* **文档段落**:
"""
注意: 如果使用明明有数据,但是使用term查询不出来,这个时候,也许你可以检查一下mapping对应的字段了。

很多朋友不喜欢设置mapping,或者设置了动态mapping,这样动态添加字符串类型的时候,ES就会自动生成一个text类型,并且设置fields,取前256字符设置为keyword。

这个时候,就要使用field-name.keyword这个字段来查询,而不是field-name字段。很多时候查询时间字符串不准确基本也是这个原因。

范围查询

范围查询非常简单,也非常常用:

@Test
public void range() throws IOException {
    RangeQueryBuilder rangeQueryBuilder = QueryBuilders.rangeQuery("status").gte(4).lte(7);

    SearchSourceBuilder searchSourceBuilder = new SearchSourceBuilder();
    searchSourceBuilder.query(rangeQueryBuilder);

    SearchRequest searchRequest = new SearchRequest(INDEX_NAME);
    searchRequest.source(searchSourceBuilder);
    SearchResponse search = client.search(searchRequest, RequestOptions.DEFAULT);
    SearchHits hits = search.getHits();
    for (SearchHit hit : hits) {
        System.out.println(hit.getSourceAsString());
    }
}

ids

通过id集合查询文档:

 @Test
public void ids() throws IOException {
    IdsQueryBuilder idsQueryBuilder = QueryBuilders.idsQuery().addIds("20210313173331","20211101173331");

    SearchSourceBuilder searchSourceBuilder = new SearchSourceBuilder();
    searchSourceBuilder.query(idsQueryBuilder);
    SearchRequest searchRequest = new SearchRequest(INDEX_NAME);

    searchRequest.source(searchSourceBuilder);
    SearchResponse search = client.search(searchRequest, RequestOptions.DEFAULT);
    SearchHits hits = search.getHits();
    for (SearchHit hit : hits) {
        System.out.println(hit.getSourceAsString());
    }
}

exists

查询存在指定字段的文档:

 @Test
public void exists() throws IOException {
    //检查字段是否存在
//        ExistsQueryBuilder existsQueryBuilder = QueryBuilders.existsQuery("status");
    ExistsQueryBuilder existsQueryBuilder = QueryBuilders.existsQuery("hello");
    SearchSourceBuilder searchSourceBuilder = new SearchSourceBuilder();
    searchSourceBuilder.query(existsQueryBuilder);

    SearchRequest searchRequest = new SearchRequest(INDEX_NAME);
    searchRequest.source(searchSourceBuilder);
    SearchResponse search = client.search(searchRequest, RequestOptions.DEFAULT);
    SearchHits hits = search.getHits();
    for (SearchHit hit : hits) {
        System.out.println(hit.getSourceAsString());
    }
}

match

@Test
public void match() throws IOException {
    MatchQueryBuilder matchQueryBuilder = QueryBuilders.matchQuery("home", "四川");

    SearchSourceBuilder searchSourceBuilder = new SearchSourceBuilder();
    searchSourceBuilder.query(matchQueryBuilder);

    SearchRequest searchRequest = new SearchRequest(INDEX_NAME);
    searchRequest.source(searchSourceBuilder);
    SearchResponse search = client.search(searchRequest, RequestOptions.DEFAULT);
    SearchHits hits = search.getHits();
    for (SearchHit hit : hits) {
        System.out.println(hit.getSourceAsString());
    }
}

multi_match

multi_match和match差不多,但是可以指定多个字段搜索。
"""
* **所给材料**:
"""
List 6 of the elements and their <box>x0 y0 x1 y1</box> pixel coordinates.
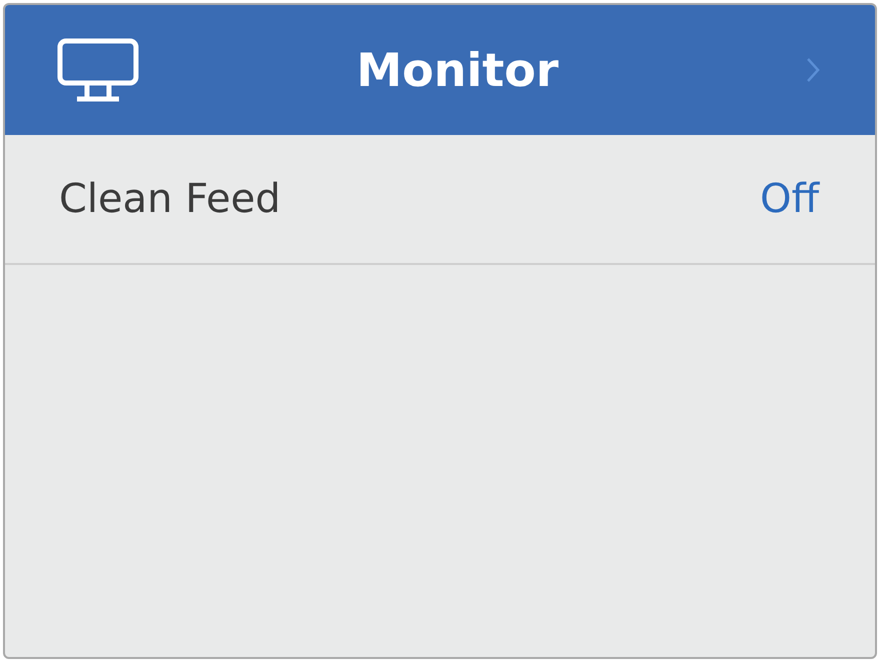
"""
"""
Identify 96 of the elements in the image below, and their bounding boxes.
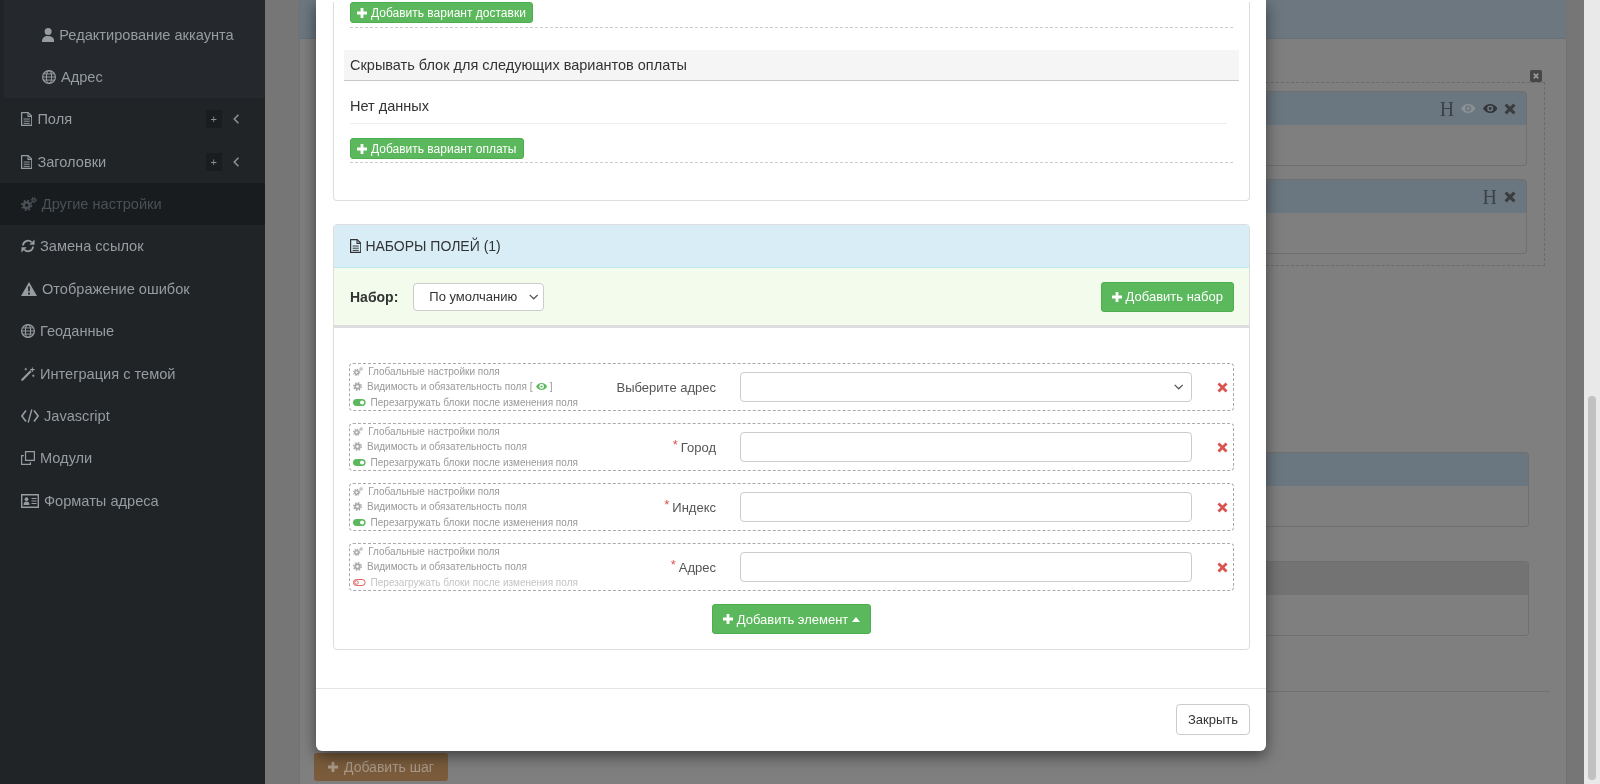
"""
请把文档段落中以“很多朋友不喜欢设置mapping”开头的那一段改写成要点列表，保留其主要事实。

- 很多人不设置mapping，或者设置了动态mapping。
- 这种情况下动态添加字符串类型时，ES会自动生成text类型。
- ES同时会设置fields，取前256字符设为keyword。